>>
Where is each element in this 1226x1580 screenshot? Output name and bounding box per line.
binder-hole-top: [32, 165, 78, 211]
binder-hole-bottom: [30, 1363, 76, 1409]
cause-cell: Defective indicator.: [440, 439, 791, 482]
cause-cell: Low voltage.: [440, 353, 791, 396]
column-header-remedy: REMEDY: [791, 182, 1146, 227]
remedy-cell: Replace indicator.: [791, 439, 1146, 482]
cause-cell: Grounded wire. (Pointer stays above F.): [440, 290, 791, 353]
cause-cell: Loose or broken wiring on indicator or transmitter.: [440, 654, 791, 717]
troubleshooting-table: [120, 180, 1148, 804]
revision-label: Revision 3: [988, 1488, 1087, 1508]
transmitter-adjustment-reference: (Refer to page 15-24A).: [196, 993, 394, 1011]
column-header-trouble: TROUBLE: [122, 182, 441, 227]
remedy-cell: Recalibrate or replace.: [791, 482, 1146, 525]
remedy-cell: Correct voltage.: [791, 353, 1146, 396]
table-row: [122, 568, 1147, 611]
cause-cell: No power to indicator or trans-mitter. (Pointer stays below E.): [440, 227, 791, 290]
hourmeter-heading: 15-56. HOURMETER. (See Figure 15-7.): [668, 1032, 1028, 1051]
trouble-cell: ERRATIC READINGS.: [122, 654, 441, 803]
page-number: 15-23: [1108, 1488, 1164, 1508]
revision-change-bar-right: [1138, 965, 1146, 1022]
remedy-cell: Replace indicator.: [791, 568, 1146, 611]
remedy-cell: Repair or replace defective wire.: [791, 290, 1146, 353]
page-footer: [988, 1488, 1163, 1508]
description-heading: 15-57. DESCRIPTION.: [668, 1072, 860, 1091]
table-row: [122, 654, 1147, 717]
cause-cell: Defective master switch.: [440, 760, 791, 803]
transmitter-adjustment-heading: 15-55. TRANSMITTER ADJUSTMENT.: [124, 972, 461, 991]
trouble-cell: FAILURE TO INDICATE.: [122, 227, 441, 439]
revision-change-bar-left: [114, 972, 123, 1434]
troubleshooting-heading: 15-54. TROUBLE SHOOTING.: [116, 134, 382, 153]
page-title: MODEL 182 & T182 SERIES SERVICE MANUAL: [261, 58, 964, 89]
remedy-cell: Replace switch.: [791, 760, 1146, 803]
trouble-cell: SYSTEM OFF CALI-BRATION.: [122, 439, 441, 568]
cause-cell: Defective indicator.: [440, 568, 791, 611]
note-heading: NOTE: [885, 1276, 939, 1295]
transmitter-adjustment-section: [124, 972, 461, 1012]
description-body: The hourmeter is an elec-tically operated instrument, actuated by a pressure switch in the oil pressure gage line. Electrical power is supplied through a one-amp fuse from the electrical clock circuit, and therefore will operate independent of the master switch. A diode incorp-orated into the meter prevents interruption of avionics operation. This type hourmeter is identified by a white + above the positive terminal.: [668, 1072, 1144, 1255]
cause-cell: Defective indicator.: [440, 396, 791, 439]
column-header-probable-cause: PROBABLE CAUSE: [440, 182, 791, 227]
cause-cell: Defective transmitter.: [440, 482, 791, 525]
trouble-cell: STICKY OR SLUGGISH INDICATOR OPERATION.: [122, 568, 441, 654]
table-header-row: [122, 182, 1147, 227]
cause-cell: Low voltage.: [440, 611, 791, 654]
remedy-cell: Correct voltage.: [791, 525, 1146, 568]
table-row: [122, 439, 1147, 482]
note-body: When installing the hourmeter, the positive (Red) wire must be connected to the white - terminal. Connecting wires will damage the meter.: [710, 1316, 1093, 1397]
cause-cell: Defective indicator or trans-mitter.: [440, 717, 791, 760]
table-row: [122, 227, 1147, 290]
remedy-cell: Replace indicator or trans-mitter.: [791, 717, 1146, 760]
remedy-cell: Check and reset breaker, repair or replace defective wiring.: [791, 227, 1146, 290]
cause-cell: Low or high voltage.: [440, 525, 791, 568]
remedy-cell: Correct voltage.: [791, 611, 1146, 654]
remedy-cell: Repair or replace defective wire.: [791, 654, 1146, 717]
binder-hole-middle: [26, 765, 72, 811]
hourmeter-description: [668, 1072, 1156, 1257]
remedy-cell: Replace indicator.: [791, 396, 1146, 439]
<<
*AIM OF THE TASK*:
Copy all of the lines above word for word, in their original order.

*EXPECTED ANSWER*:
Where is each element in this 1226x1580 screenshot? Output name and bounding box per line.
binder-hole-top: [32, 165, 78, 211]
binder-hole-bottom: [30, 1363, 76, 1409]
cause-cell: Defective indicator.: [440, 439, 791, 482]
cause-cell: Low voltage.: [440, 353, 791, 396]
column-header-remedy: REMEDY: [791, 182, 1146, 227]
remedy-cell: Replace indicator.: [791, 439, 1146, 482]
cause-cell: Grounded wire. (Pointer stays above F.): [440, 290, 791, 353]
cause-cell: Loose or broken wiring on indicator or transmitter.: [440, 654, 791, 717]
troubleshooting-table: [120, 180, 1148, 804]
revision-label: Revision 3: [988, 1488, 1087, 1508]
transmitter-adjustment-reference: (Refer to page 15-24A).: [196, 993, 394, 1011]
column-header-trouble: TROUBLE: [122, 182, 441, 227]
remedy-cell: Recalibrate or replace.: [791, 482, 1146, 525]
remedy-cell: Correct voltage.: [791, 353, 1146, 396]
table-row: [122, 568, 1147, 611]
cause-cell: No power to indicator or trans-mitter. (Pointer stays below E.): [440, 227, 791, 290]
hourmeter-heading: 15-56. HOURMETER. (See Figure 15-7.): [668, 1032, 1028, 1051]
trouble-cell: ERRATIC READINGS.: [122, 654, 441, 803]
page-number: 15-23: [1108, 1488, 1164, 1508]
revision-change-bar-right: [1138, 965, 1146, 1022]
remedy-cell: Replace indicator.: [791, 568, 1146, 611]
remedy-cell: Repair or replace defective wire.: [791, 290, 1146, 353]
page-footer: [988, 1488, 1163, 1508]
description-heading: 15-57. DESCRIPTION.: [668, 1072, 860, 1091]
table-row: [122, 654, 1147, 717]
cause-cell: Defective master switch.: [440, 760, 791, 803]
transmitter-adjustment-heading: 15-55. TRANSMITTER ADJUSTMENT.: [124, 972, 461, 991]
trouble-cell: FAILURE TO INDICATE.: [122, 227, 441, 439]
revision-change-bar-left: [114, 972, 123, 1434]
troubleshooting-heading: 15-54. TROUBLE SHOOTING.: [116, 134, 382, 153]
page-title: MODEL 182 & T182 SERIES SERVICE MANUAL: [261, 58, 964, 89]
remedy-cell: Replace switch.: [791, 760, 1146, 803]
trouble-cell: SYSTEM OFF CALI-BRATION.: [122, 439, 441, 568]
cause-cell: Defective indicator.: [440, 568, 791, 611]
note-heading: NOTE: [885, 1276, 939, 1295]
transmitter-adjustment-section: [124, 972, 461, 1012]
description-body: The hourmeter is an elec-tically operated instrument, actuated by a pressure switch in the oil pressure gage line. Electrical power is supplied through a one-amp fuse from the electrical clock circuit, and therefore will operate independent of the master switch. A diode incorp-orated into the meter prevents interruption of avionics operation. This type hourmeter is identified by a white + above the positive terminal.: [668, 1072, 1144, 1255]
cause-cell: Defective indicator.: [440, 396, 791, 439]
column-header-probable-cause: PROBABLE CAUSE: [440, 182, 791, 227]
cause-cell: Defective transmitter.: [440, 482, 791, 525]
trouble-cell: STICKY OR SLUGGISH INDICATOR OPERATION.: [122, 568, 441, 654]
table-header-row: [122, 182, 1147, 227]
cause-cell: Low voltage.: [440, 611, 791, 654]
remedy-cell: Correct voltage.: [791, 525, 1146, 568]
table-row: [122, 439, 1147, 482]
note-body: When installing the hourmeter, the positive (Red) wire must be connected to the white - terminal. Connecting wires will damage the meter.: [710, 1316, 1093, 1397]
cause-cell: Defective indicator or trans-mitter.: [440, 717, 791, 760]
table-row: [122, 227, 1147, 290]
remedy-cell: Replace indicator or trans-mitter.: [791, 717, 1146, 760]
remedy-cell: Check and reset breaker, repair or replace defective wiring.: [791, 227, 1146, 290]
cause-cell: Low or high voltage.: [440, 525, 791, 568]
remedy-cell: Correct voltage.: [791, 611, 1146, 654]
remedy-cell: Repair or replace defective wire.: [791, 654, 1146, 717]
binder-hole-middle: [26, 765, 72, 811]
hourmeter-description: [668, 1072, 1156, 1257]
remedy-cell: Replace indicator.: [791, 396, 1146, 439]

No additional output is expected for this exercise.